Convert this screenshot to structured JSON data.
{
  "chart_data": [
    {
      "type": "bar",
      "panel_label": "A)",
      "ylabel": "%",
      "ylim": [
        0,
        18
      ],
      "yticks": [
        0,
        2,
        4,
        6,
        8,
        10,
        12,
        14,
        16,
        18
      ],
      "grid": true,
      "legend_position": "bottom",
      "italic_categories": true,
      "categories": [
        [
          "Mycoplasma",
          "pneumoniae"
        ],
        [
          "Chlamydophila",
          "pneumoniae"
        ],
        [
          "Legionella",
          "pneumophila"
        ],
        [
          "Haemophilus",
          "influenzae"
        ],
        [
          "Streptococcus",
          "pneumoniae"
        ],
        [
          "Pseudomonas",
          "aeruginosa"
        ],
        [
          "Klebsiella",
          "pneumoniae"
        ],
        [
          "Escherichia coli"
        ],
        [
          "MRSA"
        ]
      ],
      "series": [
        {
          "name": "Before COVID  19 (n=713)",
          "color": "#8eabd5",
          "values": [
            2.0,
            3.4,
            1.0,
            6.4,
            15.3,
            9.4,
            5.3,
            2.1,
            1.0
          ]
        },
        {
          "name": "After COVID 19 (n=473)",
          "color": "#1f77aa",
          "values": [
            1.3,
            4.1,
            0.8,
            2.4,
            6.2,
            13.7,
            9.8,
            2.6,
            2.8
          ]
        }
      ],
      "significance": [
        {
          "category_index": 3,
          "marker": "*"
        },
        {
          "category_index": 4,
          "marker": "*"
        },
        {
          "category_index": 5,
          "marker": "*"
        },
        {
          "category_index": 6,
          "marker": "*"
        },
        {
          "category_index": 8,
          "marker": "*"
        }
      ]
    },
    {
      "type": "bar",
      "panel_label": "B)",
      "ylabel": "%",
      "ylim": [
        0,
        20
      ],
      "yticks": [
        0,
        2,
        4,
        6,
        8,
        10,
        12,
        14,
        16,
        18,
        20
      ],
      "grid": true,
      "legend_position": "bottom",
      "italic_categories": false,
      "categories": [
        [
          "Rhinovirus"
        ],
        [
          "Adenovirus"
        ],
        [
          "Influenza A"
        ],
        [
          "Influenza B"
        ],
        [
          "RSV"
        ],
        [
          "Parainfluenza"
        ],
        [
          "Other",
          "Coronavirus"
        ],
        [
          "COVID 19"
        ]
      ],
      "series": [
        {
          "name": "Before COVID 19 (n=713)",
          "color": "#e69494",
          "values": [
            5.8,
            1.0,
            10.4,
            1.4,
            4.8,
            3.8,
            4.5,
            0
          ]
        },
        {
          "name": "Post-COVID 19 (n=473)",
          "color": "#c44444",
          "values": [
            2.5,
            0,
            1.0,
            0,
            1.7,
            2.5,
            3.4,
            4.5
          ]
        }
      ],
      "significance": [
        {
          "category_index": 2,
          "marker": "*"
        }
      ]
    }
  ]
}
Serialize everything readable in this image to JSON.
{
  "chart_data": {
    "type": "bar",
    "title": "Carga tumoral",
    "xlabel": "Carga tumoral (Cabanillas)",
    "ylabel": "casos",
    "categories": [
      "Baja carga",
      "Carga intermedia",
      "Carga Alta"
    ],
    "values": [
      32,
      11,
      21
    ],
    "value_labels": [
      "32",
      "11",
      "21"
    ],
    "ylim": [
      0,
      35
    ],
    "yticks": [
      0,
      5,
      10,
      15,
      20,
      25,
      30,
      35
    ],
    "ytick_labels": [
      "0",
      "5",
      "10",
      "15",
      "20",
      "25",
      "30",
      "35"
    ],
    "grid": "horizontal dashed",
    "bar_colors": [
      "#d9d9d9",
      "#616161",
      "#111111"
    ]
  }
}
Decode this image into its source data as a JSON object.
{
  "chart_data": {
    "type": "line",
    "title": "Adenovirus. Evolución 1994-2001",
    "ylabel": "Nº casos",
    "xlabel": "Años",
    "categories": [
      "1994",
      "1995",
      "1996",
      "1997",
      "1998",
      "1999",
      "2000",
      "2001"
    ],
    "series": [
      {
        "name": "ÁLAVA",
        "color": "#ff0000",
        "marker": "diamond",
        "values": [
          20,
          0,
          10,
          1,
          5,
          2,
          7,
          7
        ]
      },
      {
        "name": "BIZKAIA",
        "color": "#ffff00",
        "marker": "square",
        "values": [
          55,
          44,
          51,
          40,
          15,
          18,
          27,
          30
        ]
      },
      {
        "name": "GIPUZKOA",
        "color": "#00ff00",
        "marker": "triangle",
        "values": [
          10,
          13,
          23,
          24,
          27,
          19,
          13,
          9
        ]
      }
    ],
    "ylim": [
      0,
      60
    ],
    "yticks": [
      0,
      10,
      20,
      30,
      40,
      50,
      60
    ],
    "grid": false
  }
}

Task prompt: Begin with the line containing "Decode this image" and retype it and each line after it through the end of the records, keeping them exact and including nothing more.

Your response:
Decode this image into its source data as a JSON object.
{
  "chart_data": {
    "type": "line",
    "title": "Adenovirus. Evolución 1994-2001",
    "ylabel": "Nº casos",
    "xlabel": "Años",
    "categories": [
      "1994",
      "1995",
      "1996",
      "1997",
      "1998",
      "1999",
      "2000",
      "2001"
    ],
    "series": [
      {
        "name": "ÁLAVA",
        "color": "#ff0000",
        "marker": "diamond",
        "values": [
          20,
          0,
          10,
          1,
          5,
          2,
          7,
          7
        ]
      },
      {
        "name": "BIZKAIA",
        "color": "#ffff00",
        "marker": "square",
        "values": [
          55,
          44,
          51,
          40,
          15,
          18,
          27,
          30
        ]
      },
      {
        "name": "GIPUZKOA",
        "color": "#00ff00",
        "marker": "triangle",
        "values": [
          10,
          13,
          23,
          24,
          27,
          19,
          13,
          9
        ]
      }
    ],
    "ylim": [
      0,
      60
    ],
    "yticks": [
      0,
      10,
      20,
      30,
      40,
      50,
      60
    ],
    "grid": false
  }
}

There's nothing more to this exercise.